_Goal_.
Work through the data line by line, gathering every line that has the word "several".

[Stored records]
— Start —

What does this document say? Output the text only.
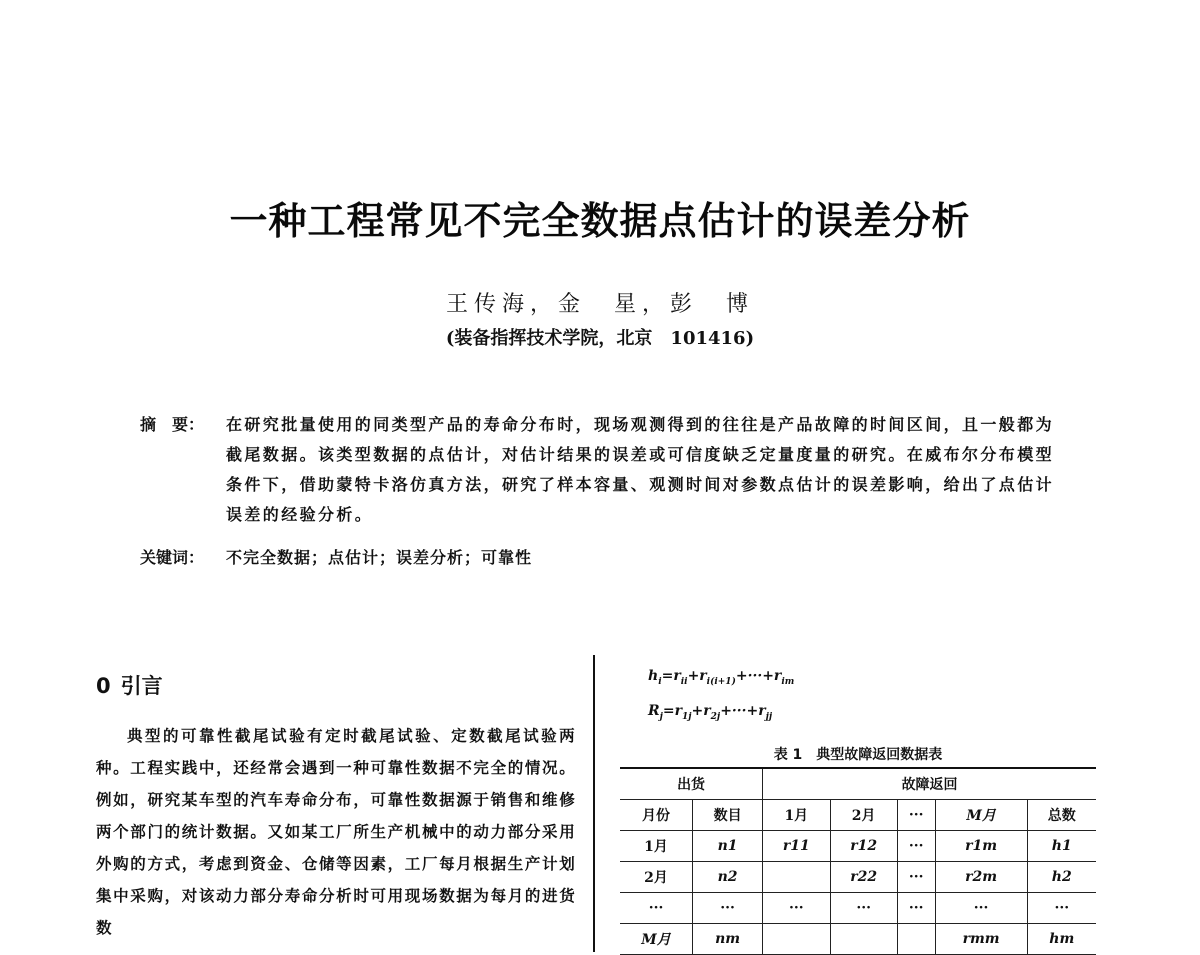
一种工程常见不完全数据点估计的误差分析
王传海，金　星，彭　博
(装备指挥技术学院，北京　101416)
摘　要：	在研究批量使用的同类型产品的寿命分布时，现场观测得到的往往是产品故障的时间区间，且一般都为截尾数据。该类型数据的点估计，对估计结果的误差或可信度缺乏定量度量的研究。在威布尔分布模型条件下，借助蒙特卡洛仿真方法，研究了样本容量、观测时间对参数点估计的误差影响，给出了点估计误差的经验分析。
关键词： 不完全数据；点估计；误差分析；可靠性
0 引言

典型的可靠性截尾试验有定时截尾试验、定数截尾试验两种。工程实践中，还经常会遇到一种可靠性数据不完全的情况。例如，研究某车型的汽车寿命分布，可靠性数据源于销售和维修两个部门的统计数据。又如某工厂所生产机械中的动力部分采用外购的方式，考虑到资金、仓储等因素，工厂每月根据生产计划集中采购，对该动力部分寿命分析时可用现场数据为每月的进货数

$h_i=r_{ii}+r_{i(i+1)}+\cdot\cdot\cdot+r_{im}$
$R_j=r_{1j}+r_{2j}+\cdot\cdot\cdot+r_{jj}$
表 1　典型故障返回数据表
出货		故障返回				
月份	数目	1月	2月	···	M月	总数
1月	n1	r11	r12	···	r1m	h1
2月	n2		r22	···	r2m	h2
···	···	···	···	···	···	···
M月	nm				rmm	hm
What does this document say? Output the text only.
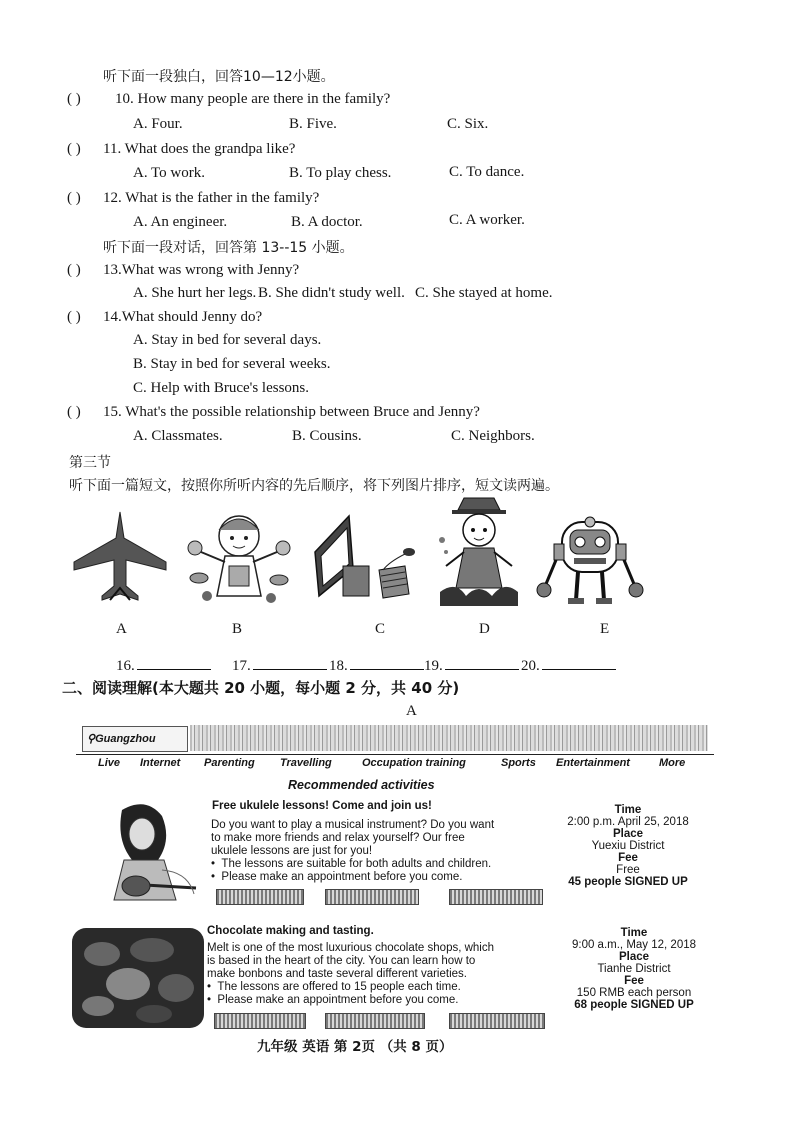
听下面一段独白，回答10—12小题。
( ) 10. How many people are there in the family?
A. Four.	B. Five.	C. Six.
( ) 11. What does the grandpa like?
A. To work.	B. To play chess.	C. To dance.
( ) 12. What is the father in the family?
A. An engineer.	B. A doctor.	C. A worker.
听下面一段对话，回答第 13--15 小题。
( ) 13.What was wrong with Jenny?
A. She hurt her legs. B. She didn't study well. C. She stayed at home.
( ) 14.What should Jenny do?
A. Stay in bed for several days.
B. Stay in bed for several weeks.
C. Help with Bruce's lessons.
( ) 15. What's the possible relationship between Bruce and Jenny?
A. Classmates.	B. Cousins.	C. Neighbors.
第三节
听下面一篇短文，按照你所听内容的先后顺序，将下列图片排序，短文读两遍。
A	B	C	D	E
16.	17.	18.	19.	20.
二、阅读理解(本大题共 20 小题，每小题 2 分，共 40 分)
A
⚲Guangzhou
Live Internet Parenting Travelling	Occupation training	Sports Entertainment	More
Recommended activities
Free ukulele lessons! Come and join us!
Do you want to play a musical instrument? Do you want
to make more friends and relax yourself? Our free
ukulele lessons are just for you!
•  The lessons are suitable for both adults and children.
•  Please make an appointment before you come.
Time
2:00 p.m. April 25, 2018
Place
Yuexiu District
Fee
Free
45 people SIGNED UP
Chocolate making and tasting.
Melt is one of the most luxurious chocolate shops, which
is based in the heart of the city. You can learn how to
make bonbons and taste several different varieties.
•  The lessons are offered to 15 people each time.
•  Please make an appointment before you come.
Time
9:00 a.m., May 12, 2018
Place
Tianhe District
Fee
150 RMB each person
68 people SIGNED UP
九年级 英语 第 2页 （共 8 页）
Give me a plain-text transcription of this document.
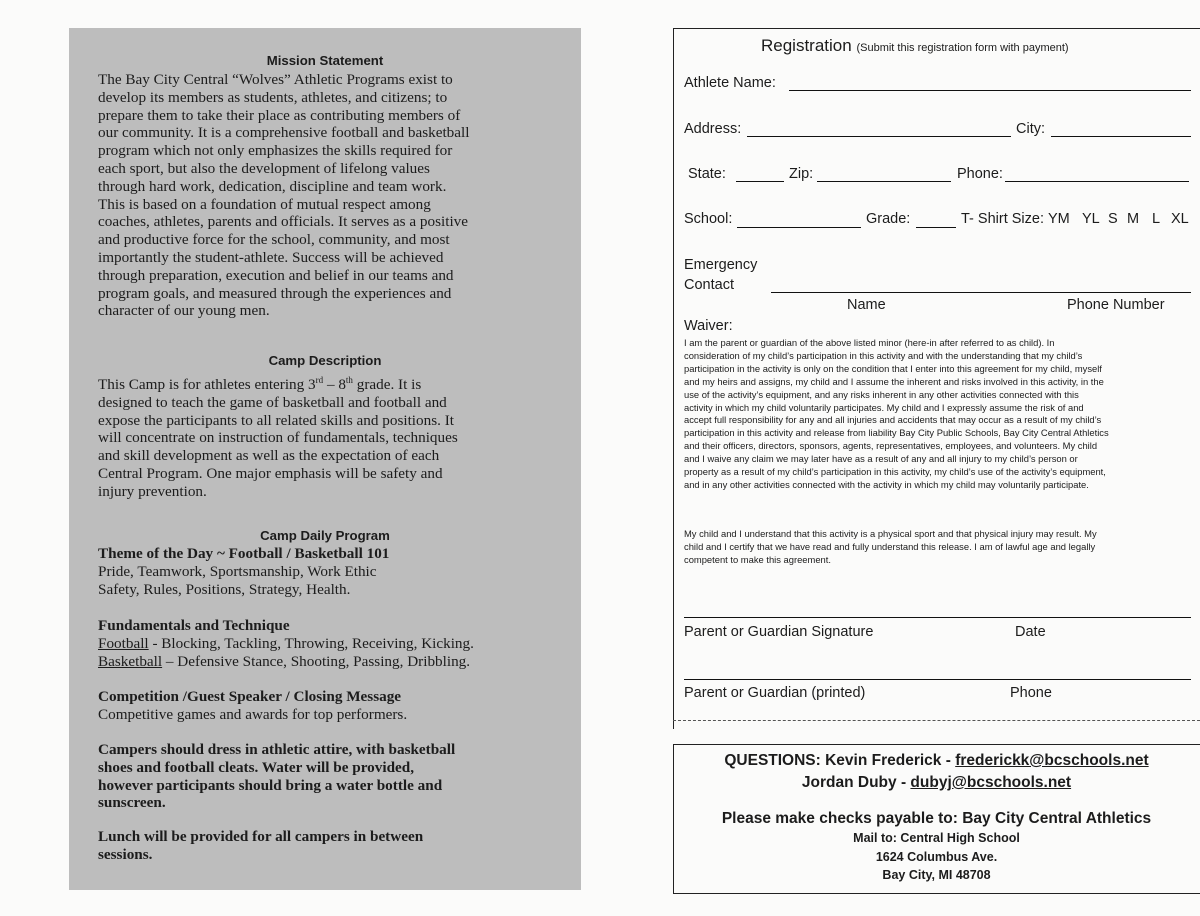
Mission Statement
The Bay City Central “Wolves” Athletic Programs exist to
develop its members as students, athletes, and citizens; to
prepare them to take their place as contributing members of
our community. It is a comprehensive football and basketball
program which not only emphasizes the skills required for
each sport, but also the development of lifelong values
through hard work, dedication, discipline and team work.
This is based on a foundation of mutual respect among
coaches, athletes, parents and officials. It serves as a positive
and productive force for the school, community, and most
importantly the student-athlete. Success will be achieved
through preparation, execution and belief in our teams and
program goals, and measured through the experiences and
character of our young men.
Camp Description
This Camp is for athletes entering 3rd – 8th grade. It is
designed to teach the game of basketball and football and
expose the participants to all related skills and positions. It
will concentrate on instruction of fundamentals, techniques
and skill development as well as the expectation of each
Central Program. One major emphasis will be safety and
injury prevention.
Camp Daily Program
Theme of the Day ~ Football / Basketball 101
Pride, Teamwork, Sportsmanship, Work Ethic
Safety, Rules, Positions, Strategy, Health.
Fundamentals and Technique
Football - Blocking, Tackling, Throwing, Receiving, Kicking.
Basketball – Defensive Stance, Shooting, Passing, Dribbling.
Competition /Guest Speaker / Closing Message
Competitive games and awards for top performers.
Campers should dress in athletic attire, with basketball
shoes and football cleats. Water will be provided,
however participants should bring a water bottle and
sunscreen.
Lunch will be provided for all campers in between
sessions.
Registration (Submit this registration form with payment)
Athlete Name:
Address:	City:
State:	Zip:	Phone:
School:	Grade:	T- Shirt Size: YM YL S M L XL
Emergency
Contact
Name	Phone Number
Waiver:
I am the parent or guardian of the above listed minor (here-in after referred to as child). In
consideration of my child’s participation in this activity and with the understanding that my child’s
participation in the activity is only on the condition that I enter into this agreement for my child, myself
and my heirs and assigns, my child and I assume the inherent and risks involved in this activity, in the
use of the activity’s equipment, and any risks inherent in any other activities connected with this
activity in which my child voluntarily participates. My child and I expressly assume the risk of and
accept full responsibility for any and all injuries and accidents that may occur as a result of my child’s
participation in this activity and release from liability Bay City Public Schools, Bay City Central Athletics
and their officers, directors, sponsors, agents, representatives, employees, and volunteers. My child
and I waive any claim we may later have as a result of any and all injury to my child’s person or
property as a result of my child’s participation in this activity, my child’s use of the activity’s equipment,
and in any other activities connected with the activity in which my child may voluntarily participate.
My child and I understand that this activity is a physical sport and that physical injury may result. My
child and I certify that we have read and fully understand this release. I am of lawful age and legally
competent to make this agreement.
Parent or Guardian Signature	Date
Parent or Guardian (printed)	Phone
QUESTIONS: Kevin Frederick - frederickk@bcschools.net
Jordan Duby - dubyj@bcschools.net
Please make checks payable to: Bay City Central Athletics
Mail to: Central High School
1624 Columbus Ave.
Bay City, MI 48708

— End —

_Reply_.
A. Stay in bed for several days.
B. Stay in bed for several weeks.
make bonbons and taste several different varieties.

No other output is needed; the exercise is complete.